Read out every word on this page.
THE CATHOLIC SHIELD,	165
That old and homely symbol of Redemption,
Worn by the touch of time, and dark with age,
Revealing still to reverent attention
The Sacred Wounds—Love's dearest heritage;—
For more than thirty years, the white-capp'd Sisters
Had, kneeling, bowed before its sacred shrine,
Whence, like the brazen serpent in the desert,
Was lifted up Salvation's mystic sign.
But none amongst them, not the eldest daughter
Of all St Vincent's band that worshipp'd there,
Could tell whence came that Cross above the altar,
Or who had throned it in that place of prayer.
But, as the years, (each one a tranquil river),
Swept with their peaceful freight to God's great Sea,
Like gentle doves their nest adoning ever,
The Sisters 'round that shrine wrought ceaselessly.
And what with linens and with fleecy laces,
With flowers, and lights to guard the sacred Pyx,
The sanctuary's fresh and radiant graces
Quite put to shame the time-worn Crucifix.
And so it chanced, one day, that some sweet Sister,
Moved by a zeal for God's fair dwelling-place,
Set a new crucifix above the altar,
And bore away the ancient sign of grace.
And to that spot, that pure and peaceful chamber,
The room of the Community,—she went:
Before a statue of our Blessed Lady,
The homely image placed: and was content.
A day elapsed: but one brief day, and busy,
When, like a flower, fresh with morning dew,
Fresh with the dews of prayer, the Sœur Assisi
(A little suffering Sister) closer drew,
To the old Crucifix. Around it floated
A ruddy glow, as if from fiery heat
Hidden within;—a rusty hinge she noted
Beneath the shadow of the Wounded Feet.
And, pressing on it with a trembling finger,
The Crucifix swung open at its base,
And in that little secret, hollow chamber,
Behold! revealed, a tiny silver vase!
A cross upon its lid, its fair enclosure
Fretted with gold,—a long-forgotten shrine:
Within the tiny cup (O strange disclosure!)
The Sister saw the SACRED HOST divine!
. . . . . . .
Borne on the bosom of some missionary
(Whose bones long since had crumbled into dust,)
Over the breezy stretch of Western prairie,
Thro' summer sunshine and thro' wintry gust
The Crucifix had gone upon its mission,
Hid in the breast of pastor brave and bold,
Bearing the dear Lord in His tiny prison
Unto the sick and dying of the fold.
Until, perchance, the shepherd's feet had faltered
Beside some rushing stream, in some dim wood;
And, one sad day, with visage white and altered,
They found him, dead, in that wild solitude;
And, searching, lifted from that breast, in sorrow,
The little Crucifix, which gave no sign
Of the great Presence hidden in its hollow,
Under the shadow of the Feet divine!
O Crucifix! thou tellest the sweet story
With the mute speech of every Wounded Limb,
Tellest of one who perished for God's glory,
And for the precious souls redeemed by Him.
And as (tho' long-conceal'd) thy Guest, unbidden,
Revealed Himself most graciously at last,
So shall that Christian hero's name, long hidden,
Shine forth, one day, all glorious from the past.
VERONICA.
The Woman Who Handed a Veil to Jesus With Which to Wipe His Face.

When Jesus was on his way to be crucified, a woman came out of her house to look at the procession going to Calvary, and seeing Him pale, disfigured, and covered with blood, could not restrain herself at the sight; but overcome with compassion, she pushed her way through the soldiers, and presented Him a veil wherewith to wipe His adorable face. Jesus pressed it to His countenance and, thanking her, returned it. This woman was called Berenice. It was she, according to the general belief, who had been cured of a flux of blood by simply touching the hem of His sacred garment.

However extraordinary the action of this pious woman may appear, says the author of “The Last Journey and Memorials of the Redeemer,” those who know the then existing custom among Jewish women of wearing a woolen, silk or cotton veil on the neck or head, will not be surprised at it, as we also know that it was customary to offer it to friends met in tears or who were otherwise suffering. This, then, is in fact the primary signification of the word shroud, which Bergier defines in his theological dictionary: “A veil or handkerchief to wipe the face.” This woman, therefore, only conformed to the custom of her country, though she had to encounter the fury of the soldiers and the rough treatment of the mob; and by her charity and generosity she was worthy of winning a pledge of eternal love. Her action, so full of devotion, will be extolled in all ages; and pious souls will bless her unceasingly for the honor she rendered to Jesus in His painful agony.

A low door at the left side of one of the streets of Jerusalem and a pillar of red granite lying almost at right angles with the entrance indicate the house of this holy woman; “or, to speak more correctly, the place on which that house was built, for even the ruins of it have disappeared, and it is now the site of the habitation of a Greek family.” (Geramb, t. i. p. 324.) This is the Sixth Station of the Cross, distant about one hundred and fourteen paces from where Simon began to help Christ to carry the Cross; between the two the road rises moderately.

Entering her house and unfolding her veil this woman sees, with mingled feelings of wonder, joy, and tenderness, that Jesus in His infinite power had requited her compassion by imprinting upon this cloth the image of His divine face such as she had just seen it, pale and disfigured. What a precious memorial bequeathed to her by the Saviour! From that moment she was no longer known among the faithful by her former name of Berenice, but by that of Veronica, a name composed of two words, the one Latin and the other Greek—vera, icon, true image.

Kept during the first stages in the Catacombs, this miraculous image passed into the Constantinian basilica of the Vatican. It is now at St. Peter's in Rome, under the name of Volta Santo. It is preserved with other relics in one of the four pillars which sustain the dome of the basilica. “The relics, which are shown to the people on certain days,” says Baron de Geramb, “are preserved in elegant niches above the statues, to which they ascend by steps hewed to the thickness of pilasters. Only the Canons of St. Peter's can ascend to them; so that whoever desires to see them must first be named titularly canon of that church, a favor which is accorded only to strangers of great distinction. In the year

» **Work to complete**: Each line that contains the string "altar" counts once; say how many there are and nothing else.

» **Finished answer**: 2